▸ **WORK TO COMPLETE**
Render every line of the material below as a Markdown table with two columns, "No." for the row number and "Text" for the line. Leave out blank lines.

▸ **MATERIAL PROVIDED**

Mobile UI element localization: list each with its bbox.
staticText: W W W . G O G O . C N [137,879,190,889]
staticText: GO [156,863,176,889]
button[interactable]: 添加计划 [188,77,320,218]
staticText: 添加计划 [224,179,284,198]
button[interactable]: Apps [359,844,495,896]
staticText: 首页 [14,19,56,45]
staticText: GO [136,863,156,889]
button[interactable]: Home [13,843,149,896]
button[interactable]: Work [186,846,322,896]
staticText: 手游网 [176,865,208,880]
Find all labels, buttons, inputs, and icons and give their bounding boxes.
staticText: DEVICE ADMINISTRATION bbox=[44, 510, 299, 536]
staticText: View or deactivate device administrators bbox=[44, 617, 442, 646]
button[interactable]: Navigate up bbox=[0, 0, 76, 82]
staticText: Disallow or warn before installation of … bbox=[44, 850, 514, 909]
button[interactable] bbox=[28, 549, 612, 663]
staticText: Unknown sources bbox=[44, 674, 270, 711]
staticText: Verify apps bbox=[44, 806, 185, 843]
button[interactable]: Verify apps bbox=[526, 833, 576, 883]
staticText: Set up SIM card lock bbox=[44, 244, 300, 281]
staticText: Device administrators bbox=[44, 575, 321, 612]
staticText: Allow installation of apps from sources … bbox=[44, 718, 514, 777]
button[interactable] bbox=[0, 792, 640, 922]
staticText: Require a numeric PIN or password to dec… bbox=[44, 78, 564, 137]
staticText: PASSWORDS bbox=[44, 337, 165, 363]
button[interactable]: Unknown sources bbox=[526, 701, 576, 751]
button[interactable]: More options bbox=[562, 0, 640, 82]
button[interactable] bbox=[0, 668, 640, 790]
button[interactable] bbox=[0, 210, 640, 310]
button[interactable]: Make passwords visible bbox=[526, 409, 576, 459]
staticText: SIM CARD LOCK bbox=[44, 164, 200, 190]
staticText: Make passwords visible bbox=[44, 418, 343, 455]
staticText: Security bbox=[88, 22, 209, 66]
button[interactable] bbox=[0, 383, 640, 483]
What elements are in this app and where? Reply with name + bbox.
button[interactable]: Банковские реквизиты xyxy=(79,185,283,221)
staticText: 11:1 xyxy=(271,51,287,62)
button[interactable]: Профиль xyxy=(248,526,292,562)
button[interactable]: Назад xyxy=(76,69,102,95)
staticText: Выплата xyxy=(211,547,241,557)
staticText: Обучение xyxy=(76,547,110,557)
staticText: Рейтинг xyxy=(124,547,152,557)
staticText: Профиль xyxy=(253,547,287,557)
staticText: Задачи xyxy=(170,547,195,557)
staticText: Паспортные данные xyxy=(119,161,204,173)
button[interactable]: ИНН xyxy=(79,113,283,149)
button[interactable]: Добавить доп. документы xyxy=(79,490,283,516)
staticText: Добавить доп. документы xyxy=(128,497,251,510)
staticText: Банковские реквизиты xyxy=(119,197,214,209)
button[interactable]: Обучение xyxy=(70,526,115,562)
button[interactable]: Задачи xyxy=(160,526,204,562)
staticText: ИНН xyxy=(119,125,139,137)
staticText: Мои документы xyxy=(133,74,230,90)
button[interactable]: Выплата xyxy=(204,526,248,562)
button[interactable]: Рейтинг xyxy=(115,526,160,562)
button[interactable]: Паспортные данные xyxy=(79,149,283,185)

▸ **RESPONSE**
| No. | Text |
|---|---|
| 1 | Mobile UI element localization: list each with its bbox. |
| 2 | staticText: W W W . G O G O . C N [137,879,190,889] |
| 3 | staticText: GO [156,863,176,889] |
| 4 | button[interactable]: 添加计划 [188,77,320,218] |
| 5 | staticText: 添加计划 [224,179,284,198] |
| 6 | button[interactable]: Apps [359,844,495,896] |
| 7 | staticText: 首页 [14,19,56,45] |
| 8 | staticText: GO [136,863,156,889] |
| 9 | button[interactable]: Home [13,843,149,896] |
| 10 | button[interactable]: Work [186,846,322,896] |
| 11 | staticText: 手游网 [176,865,208,880] |
| 12 | Find all labels, buttons, inputs, and icons and give their bounding boxes. |
| 13 | staticText: DEVICE ADMINISTRATION bbox=[44, 510, 299, 536] |
| 14 | staticText: View or deactivate device administrators bbox=[44, 617, 442, 646] |
| 15 | button[interactable]: Navigate up bbox=[0, 0, 76, 82] |
| 16 | staticText: Disallow or warn before installation of … bbox=[44, 850, 514, 909] |
| 17 | button[interactable] bbox=[28, 549, 612, 663] |
| 18 | staticText: Unknown sources bbox=[44, 674, 270, 711] |
| 19 | staticText: Verify apps bbox=[44, 806, 185, 843] |
| 20 | button[interactable]: Verify apps bbox=[526, 833, 576, 883] |
| 21 | staticText: Set up SIM card lock bbox=[44, 244, 300, 281] |
| 22 | staticText: Device administrators bbox=[44, 575, 321, 612] |
| 23 | staticText: Allow installation of apps from sources … bbox=[44, 718, 514, 777] |
| 24 | button[interactable] bbox=[0, 792, 640, 922] |
| 25 | staticText: Require a numeric PIN or password to dec… bbox=[44, 78, 564, 137] |
| 26 | staticText: PASSWORDS bbox=[44, 337, 165, 363] |
| 27 | button[interactable]: Unknown sources bbox=[526, 701, 576, 751] |
| 28 | button[interactable]: More options bbox=[562, 0, 640, 82] |
| 29 | button[interactable] bbox=[0, 668, 640, 790] |
| 30 | button[interactable] bbox=[0, 210, 640, 310] |
| 31 | button[interactable]: Make passwords visible bbox=[526, 409, 576, 459] |
| 32 | staticText: SIM CARD LOCK bbox=[44, 164, 200, 190] |
| 33 | staticText: Make passwords visible bbox=[44, 418, 343, 455] |
| 34 | staticText: Security bbox=[88, 22, 209, 66] |
| 35 | button[interactable] bbox=[0, 383, 640, 483] |
| 36 | What elements are in this app and where? Reply with name + bbox. |
| 37 | button[interactable]: Банковские реквизиты xyxy=(79,185,283,221) |
| 38 | staticText: 11:1 xyxy=(271,51,287,62) |
| 39 | button[interactable]: Профиль xyxy=(248,526,292,562) |
| 40 | button[interactable]: Назад xyxy=(76,69,102,95) |
| 41 | staticText: Выплата xyxy=(211,547,241,557) |
| 42 | staticText: Обучение xyxy=(76,547,110,557) |
| 43 | staticText: Рейтинг xyxy=(124,547,152,557) |
| 44 | staticText: Профиль xyxy=(253,547,287,557) |
| 45 | staticText: Задачи xyxy=(170,547,195,557) |
| 46 | staticText: Паспортные данные xyxy=(119,161,204,173) |
| 47 | button[interactable]: ИНН xyxy=(79,113,283,149) |
| 48 | button[interactable]: Добавить доп. документы xyxy=(79,490,283,516) |
| 49 | staticText: Добавить доп. документы xyxy=(128,497,251,510) |
| 50 | staticText: Банковские реквизиты xyxy=(119,197,214,209) |
| 51 | button[interactable]: Обучение xyxy=(70,526,115,562) |
| 52 | button[interactable]: Задачи xyxy=(160,526,204,562) |
| 53 | staticText: ИНН xyxy=(119,125,139,137) |
| 54 | staticText: Мои документы xyxy=(133,74,230,90) |
| 55 | button[interactable]: Выплата xyxy=(204,526,248,562) |
| 56 | button[interactable]: Рейтинг xyxy=(115,526,160,562) |
| 57 | button[interactable]: Паспортные данные xyxy=(79,149,283,185) |